-- Begin Dataset content --
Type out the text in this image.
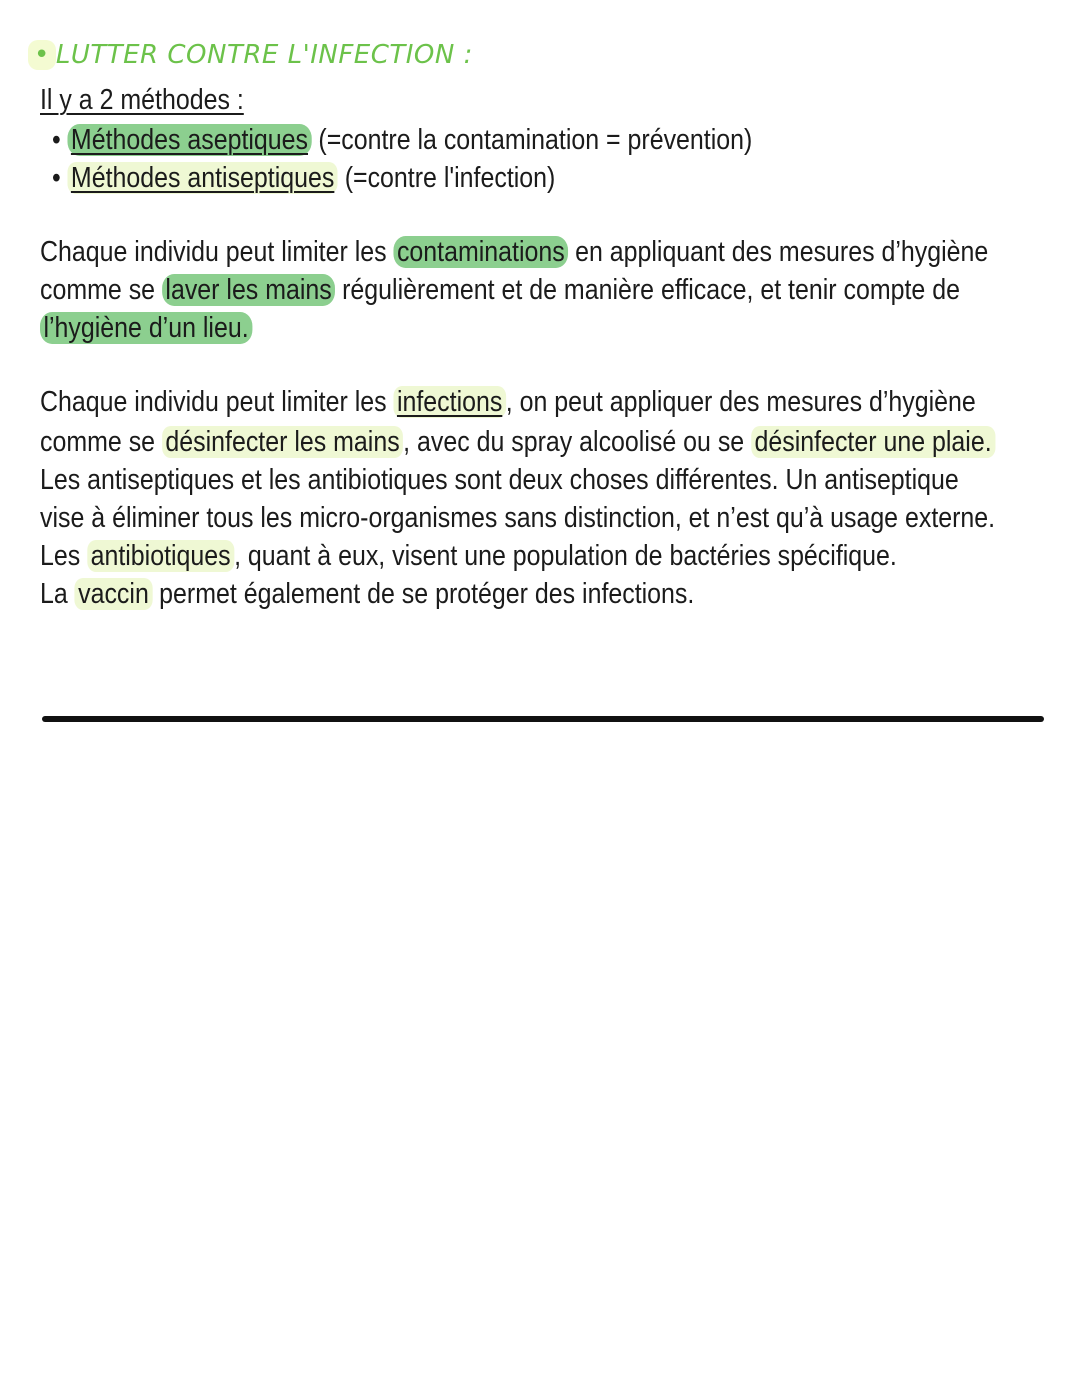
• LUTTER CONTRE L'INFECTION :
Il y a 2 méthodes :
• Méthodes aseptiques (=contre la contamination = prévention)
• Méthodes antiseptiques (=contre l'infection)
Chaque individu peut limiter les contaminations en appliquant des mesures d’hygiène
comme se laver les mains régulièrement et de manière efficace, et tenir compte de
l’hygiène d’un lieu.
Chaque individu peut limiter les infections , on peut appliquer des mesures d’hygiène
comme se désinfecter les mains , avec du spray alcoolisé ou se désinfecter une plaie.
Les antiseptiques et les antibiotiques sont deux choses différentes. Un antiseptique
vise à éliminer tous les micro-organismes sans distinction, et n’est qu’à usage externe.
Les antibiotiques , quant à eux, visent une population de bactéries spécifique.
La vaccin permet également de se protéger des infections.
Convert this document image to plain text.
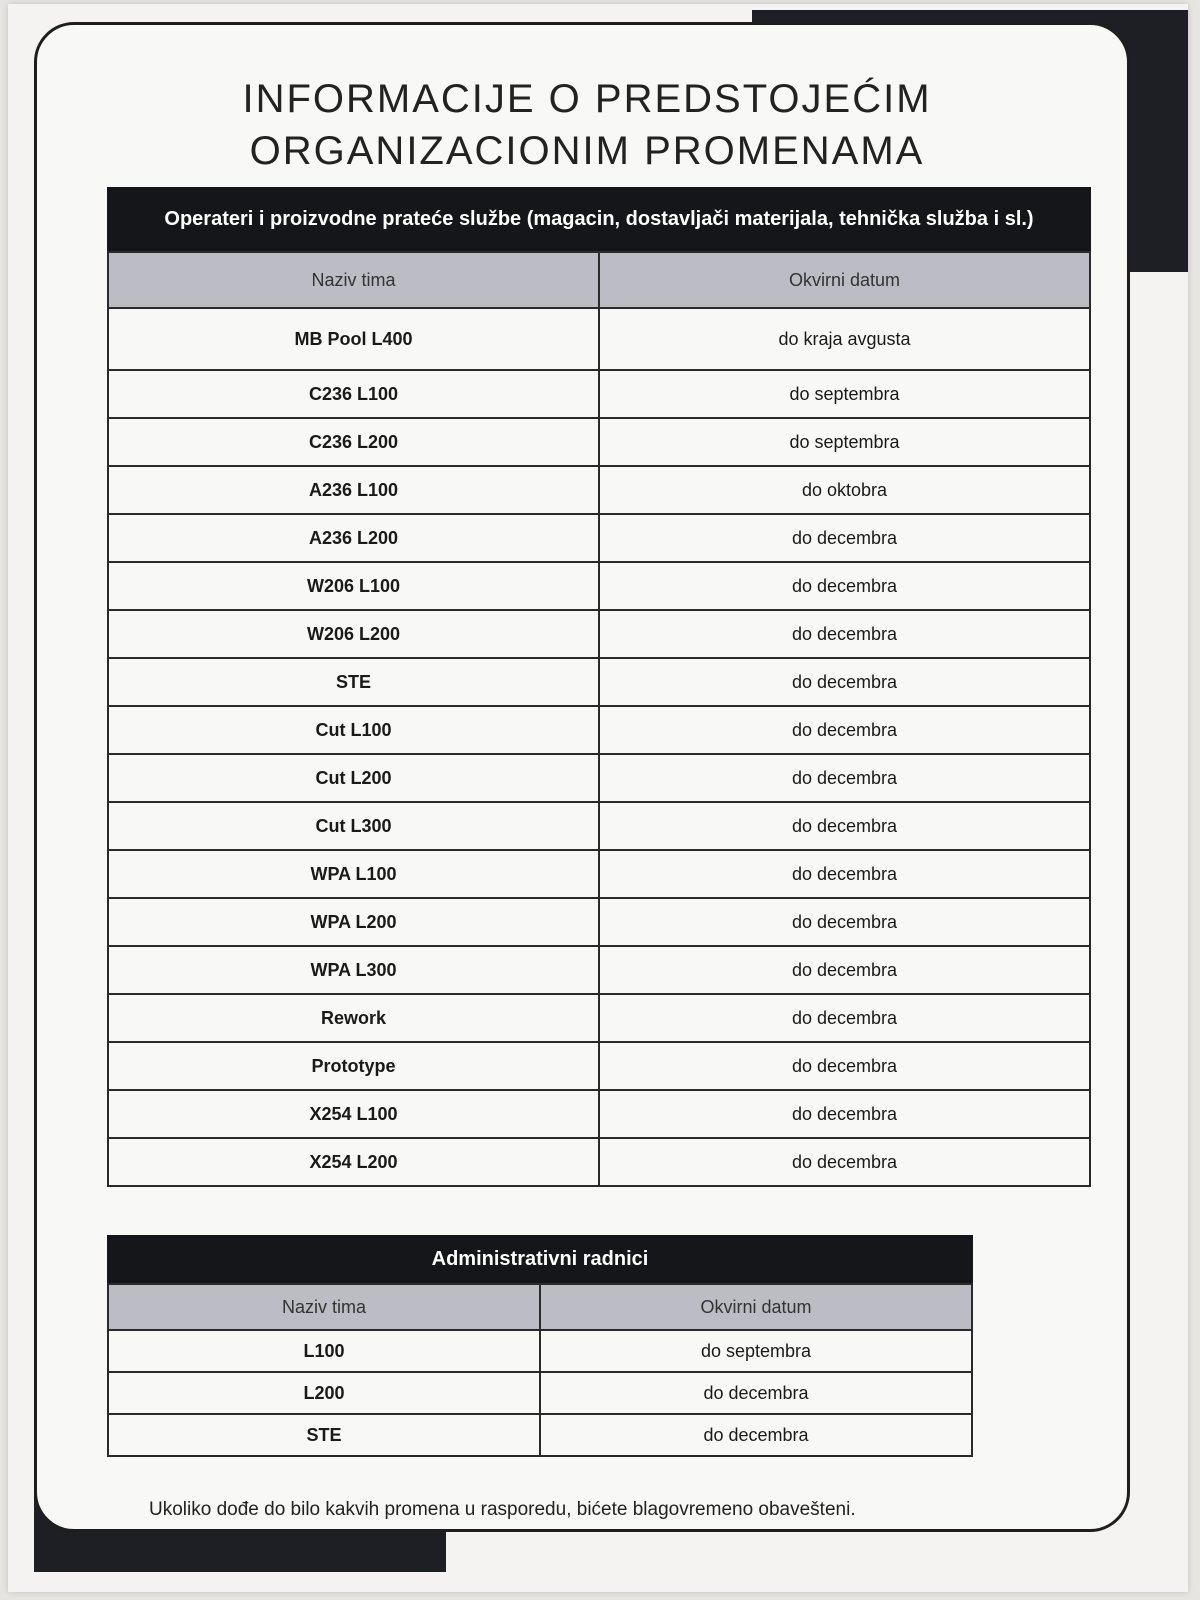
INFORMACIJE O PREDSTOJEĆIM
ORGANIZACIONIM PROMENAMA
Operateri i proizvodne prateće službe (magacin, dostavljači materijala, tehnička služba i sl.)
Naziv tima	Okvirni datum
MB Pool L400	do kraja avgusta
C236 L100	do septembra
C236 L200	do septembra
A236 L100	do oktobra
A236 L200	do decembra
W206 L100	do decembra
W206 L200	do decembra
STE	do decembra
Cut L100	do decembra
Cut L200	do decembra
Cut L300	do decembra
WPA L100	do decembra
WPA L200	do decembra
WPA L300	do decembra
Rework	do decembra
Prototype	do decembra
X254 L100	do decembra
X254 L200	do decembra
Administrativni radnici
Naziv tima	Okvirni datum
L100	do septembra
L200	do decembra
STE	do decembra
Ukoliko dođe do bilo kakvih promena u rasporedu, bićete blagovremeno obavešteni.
-- End Dataset content --
Exercise details: Extract only the lines from the line containing "Convert this document image to plain text." through the final line of the listing above, unchanged; pictures stay out of the copy.

Task output:
Convert this document image to plain text.
INFORMACIJE O PREDSTOJEĆIM
ORGANIZACIONIM PROMENAMA
Operateri i proizvodne prateće službe (magacin, dostavljači materijala, tehnička služba i sl.)
Naziv tima	Okvirni datum
MB Pool L400	do kraja avgusta
C236 L100	do septembra
C236 L200	do septembra
A236 L100	do oktobra
A236 L200	do decembra
W206 L100	do decembra
W206 L200	do decembra
STE	do decembra
Cut L100	do decembra
Cut L200	do decembra
Cut L300	do decembra
WPA L100	do decembra
WPA L200	do decembra
WPA L300	do decembra
Rework	do decembra
Prototype	do decembra
X254 L100	do decembra
X254 L200	do decembra
Administrativni radnici
Naziv tima	Okvirni datum
L100	do septembra
L200	do decembra
STE	do decembra
Ukoliko dođe do bilo kakvih promena u rasporedu, bićete blagovremeno obavešteni.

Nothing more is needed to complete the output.